_Task brief_:
Scan the records and identify every line in which the string "name" occurs, then return those lines.

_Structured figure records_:
⟨
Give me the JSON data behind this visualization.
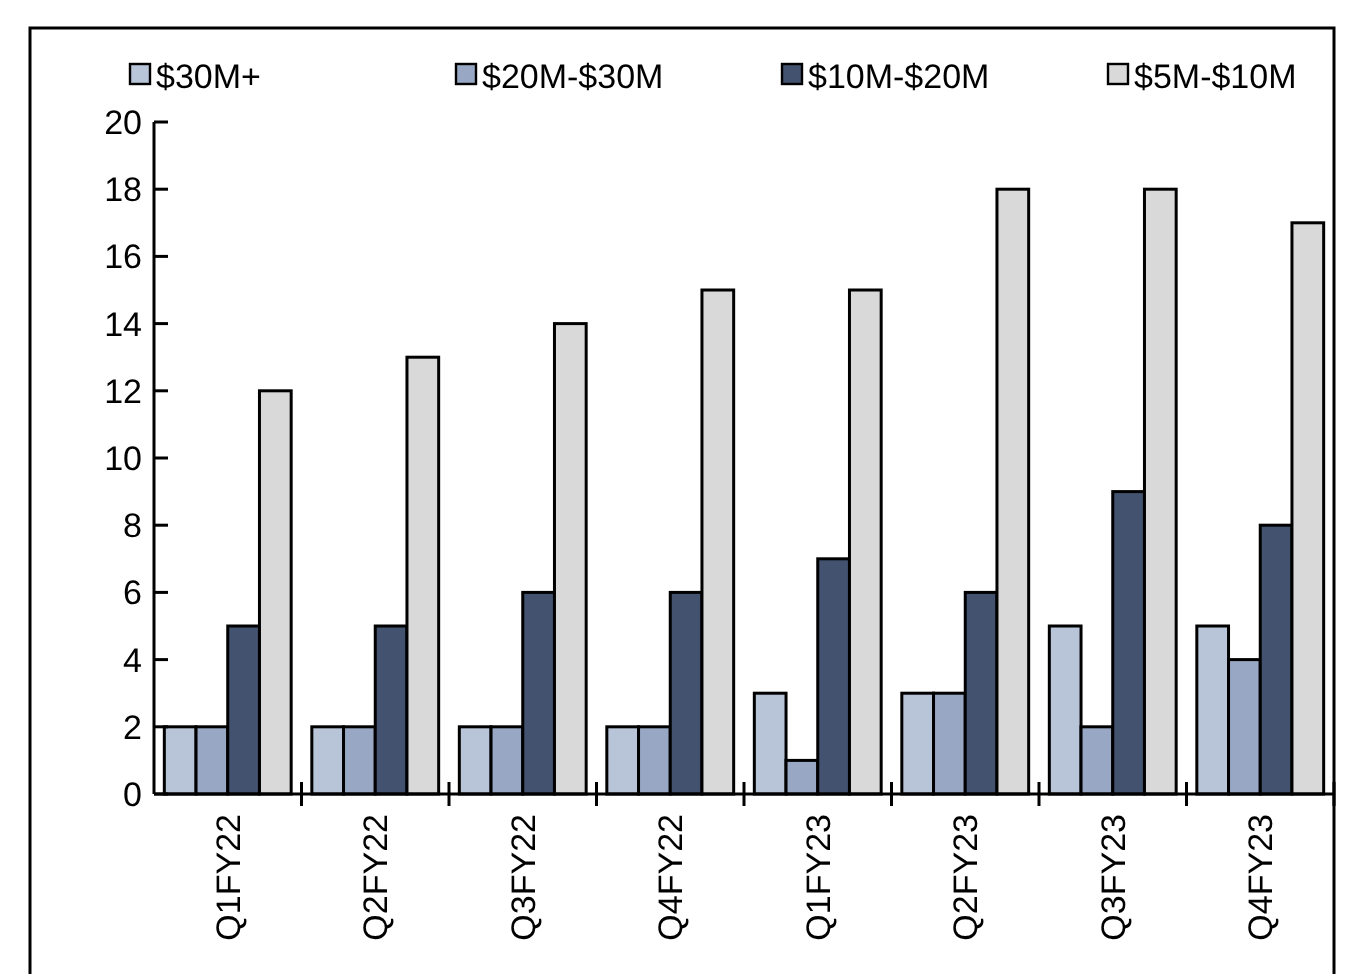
{
  "chart_data": {
    "type": "bar",
    "categories": [
      "Q1FY22",
      "Q2FY22",
      "Q3FY22",
      "Q4FY22",
      "Q1FY23",
      "Q2FY23",
      "Q3FY23",
      "Q4FY23"
    ],
    "series": [
      {
        "name": "$30M+",
        "color": "#b8c4d8",
        "values": [
          2,
          2,
          2,
          2,
          3,
          3,
          5,
          5
        ]
      },
      {
        "name": "$20M-$30M",
        "color": "#97a7c4",
        "values": [
          2,
          2,
          2,
          2,
          1,
          3,
          2,
          4
        ]
      },
      {
        "name": "$10M-$20M",
        "color": "#42526f",
        "values": [
          5,
          5,
          6,
          6,
          7,
          6,
          9,
          8
        ]
      },
      {
        "name": "$5M-$10M",
        "color": "#d9d9d9",
        "values": [
          12,
          13,
          14,
          15,
          15,
          18,
          18,
          17
        ]
      }
    ],
    "ylim": [
      0,
      20
    ],
    "yticks": [
      0,
      2,
      4,
      6,
      8,
      10,
      12,
      14,
      16,
      18,
      20
    ],
    "grid": false,
    "legend": "top"
  }
}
⟩
_Result_:
        "name": "$30M+",
        "name": "$20M-$30M",
        "name": "$10M-$20M",
        "name": "$5M-$10M",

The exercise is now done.